What you will do - Copy every line with the string "farm" in it.

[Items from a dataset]

---------------

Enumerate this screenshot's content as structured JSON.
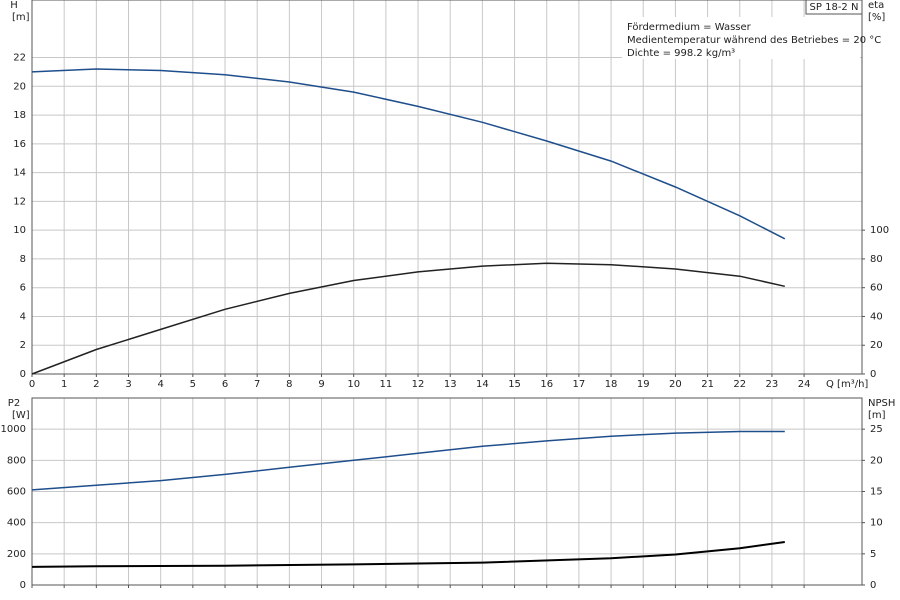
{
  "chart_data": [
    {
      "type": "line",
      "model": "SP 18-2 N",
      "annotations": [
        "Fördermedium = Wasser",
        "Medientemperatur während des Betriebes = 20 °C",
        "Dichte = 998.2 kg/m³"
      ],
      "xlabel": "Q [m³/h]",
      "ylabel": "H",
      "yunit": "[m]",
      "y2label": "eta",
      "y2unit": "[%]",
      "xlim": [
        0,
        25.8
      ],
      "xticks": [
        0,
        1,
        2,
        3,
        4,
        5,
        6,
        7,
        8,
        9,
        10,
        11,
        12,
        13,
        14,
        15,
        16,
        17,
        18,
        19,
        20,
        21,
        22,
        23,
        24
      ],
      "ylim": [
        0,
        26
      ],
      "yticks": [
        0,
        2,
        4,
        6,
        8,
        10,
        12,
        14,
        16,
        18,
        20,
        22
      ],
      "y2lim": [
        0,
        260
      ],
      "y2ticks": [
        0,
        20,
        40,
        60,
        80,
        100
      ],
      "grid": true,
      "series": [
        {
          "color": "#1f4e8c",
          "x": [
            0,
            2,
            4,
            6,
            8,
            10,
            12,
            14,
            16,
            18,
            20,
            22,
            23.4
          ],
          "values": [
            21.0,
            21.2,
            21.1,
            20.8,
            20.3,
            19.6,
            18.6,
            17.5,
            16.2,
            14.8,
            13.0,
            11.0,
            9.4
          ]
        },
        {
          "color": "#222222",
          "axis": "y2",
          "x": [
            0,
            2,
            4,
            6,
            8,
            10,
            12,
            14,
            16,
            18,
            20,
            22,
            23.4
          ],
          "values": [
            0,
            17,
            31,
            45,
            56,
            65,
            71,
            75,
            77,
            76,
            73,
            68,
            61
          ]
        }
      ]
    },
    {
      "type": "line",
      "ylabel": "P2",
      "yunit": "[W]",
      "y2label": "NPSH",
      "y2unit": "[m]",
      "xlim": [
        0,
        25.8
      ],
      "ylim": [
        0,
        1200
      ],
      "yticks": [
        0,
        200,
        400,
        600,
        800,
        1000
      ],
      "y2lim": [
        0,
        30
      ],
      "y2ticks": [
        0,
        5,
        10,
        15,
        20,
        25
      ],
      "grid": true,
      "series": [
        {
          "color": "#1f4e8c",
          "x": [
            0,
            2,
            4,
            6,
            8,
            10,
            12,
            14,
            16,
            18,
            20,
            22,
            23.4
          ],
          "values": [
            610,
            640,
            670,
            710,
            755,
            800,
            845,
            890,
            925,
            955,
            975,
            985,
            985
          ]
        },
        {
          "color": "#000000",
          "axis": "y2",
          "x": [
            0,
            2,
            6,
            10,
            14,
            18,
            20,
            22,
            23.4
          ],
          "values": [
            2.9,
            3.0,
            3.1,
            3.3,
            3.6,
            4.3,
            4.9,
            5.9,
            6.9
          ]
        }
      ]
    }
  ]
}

---------------

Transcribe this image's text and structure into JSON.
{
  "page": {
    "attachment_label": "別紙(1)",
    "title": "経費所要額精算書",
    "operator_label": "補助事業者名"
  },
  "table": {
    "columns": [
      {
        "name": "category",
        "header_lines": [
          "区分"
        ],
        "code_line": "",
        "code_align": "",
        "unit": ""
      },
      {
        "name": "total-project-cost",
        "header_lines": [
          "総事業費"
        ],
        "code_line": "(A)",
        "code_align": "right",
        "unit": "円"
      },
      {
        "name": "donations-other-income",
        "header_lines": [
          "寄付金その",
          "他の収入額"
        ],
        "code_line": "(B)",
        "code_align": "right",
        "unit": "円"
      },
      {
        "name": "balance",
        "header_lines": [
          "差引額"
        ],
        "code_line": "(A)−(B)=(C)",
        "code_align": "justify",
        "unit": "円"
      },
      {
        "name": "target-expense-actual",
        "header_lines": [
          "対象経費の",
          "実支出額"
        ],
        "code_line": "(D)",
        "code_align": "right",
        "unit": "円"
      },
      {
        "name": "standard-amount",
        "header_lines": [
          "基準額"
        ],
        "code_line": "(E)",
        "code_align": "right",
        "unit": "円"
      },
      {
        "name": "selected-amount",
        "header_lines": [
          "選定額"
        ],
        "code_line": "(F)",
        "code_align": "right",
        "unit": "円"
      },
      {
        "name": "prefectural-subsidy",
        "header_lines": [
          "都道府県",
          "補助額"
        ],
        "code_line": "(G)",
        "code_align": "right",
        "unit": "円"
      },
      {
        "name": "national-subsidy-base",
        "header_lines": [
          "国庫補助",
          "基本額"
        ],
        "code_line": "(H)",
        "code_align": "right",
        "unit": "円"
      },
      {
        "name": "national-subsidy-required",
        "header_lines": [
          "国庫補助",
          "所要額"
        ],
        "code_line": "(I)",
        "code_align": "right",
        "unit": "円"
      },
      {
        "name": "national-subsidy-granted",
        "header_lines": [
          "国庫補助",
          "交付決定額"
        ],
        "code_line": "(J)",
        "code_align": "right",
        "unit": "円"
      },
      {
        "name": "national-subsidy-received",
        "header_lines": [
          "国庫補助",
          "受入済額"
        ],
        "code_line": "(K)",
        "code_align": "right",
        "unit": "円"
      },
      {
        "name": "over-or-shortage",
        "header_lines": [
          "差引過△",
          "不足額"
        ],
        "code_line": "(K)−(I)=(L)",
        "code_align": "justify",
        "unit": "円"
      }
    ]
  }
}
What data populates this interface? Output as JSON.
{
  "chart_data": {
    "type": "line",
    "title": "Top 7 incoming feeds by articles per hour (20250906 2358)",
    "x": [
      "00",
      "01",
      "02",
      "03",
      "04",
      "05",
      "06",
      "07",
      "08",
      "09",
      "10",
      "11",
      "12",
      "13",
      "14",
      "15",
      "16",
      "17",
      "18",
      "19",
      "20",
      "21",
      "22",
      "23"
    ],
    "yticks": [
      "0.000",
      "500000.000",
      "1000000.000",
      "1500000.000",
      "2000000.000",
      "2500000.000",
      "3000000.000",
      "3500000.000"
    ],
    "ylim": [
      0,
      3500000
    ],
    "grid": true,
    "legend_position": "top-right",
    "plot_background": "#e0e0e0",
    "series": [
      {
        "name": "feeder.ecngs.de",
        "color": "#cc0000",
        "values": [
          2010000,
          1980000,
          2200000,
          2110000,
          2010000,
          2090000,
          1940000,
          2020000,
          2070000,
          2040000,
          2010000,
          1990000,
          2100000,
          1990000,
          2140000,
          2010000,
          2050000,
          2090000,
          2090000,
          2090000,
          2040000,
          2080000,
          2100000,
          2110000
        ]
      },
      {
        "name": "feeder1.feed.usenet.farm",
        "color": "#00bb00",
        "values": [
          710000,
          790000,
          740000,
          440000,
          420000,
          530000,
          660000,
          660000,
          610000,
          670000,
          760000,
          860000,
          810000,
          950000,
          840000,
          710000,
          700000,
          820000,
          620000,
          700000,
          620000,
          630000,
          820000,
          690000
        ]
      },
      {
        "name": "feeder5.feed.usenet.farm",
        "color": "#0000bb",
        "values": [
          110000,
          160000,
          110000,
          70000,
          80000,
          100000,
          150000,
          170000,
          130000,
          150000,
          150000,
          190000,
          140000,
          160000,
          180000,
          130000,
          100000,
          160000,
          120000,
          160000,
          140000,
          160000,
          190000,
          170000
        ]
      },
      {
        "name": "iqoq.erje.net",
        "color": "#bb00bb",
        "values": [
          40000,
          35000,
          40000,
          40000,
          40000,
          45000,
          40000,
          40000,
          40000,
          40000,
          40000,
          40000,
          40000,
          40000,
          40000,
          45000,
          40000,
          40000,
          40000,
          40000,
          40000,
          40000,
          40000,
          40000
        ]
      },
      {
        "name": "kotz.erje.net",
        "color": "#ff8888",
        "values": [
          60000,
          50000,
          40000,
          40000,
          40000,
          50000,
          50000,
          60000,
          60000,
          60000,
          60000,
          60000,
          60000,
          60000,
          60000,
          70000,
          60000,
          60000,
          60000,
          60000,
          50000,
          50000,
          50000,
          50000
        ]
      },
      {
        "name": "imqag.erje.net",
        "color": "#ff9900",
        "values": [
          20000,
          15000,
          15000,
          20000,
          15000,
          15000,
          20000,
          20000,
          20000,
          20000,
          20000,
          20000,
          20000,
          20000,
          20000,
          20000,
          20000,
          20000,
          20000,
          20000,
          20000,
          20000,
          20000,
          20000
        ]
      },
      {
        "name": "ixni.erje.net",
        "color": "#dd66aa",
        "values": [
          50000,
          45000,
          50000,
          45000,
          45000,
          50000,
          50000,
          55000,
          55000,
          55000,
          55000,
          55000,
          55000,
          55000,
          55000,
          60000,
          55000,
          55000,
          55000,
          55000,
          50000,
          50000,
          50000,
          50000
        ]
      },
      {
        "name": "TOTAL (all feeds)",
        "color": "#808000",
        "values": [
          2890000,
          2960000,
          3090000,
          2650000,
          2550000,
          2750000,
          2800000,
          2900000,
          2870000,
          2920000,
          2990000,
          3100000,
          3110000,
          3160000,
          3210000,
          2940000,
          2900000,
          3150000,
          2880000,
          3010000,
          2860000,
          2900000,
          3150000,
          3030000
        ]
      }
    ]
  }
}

---------------

Solved exercise -
        "name": "feeder1.feed.usenet.farm",
        "name": "feeder5.feed.usenet.farm",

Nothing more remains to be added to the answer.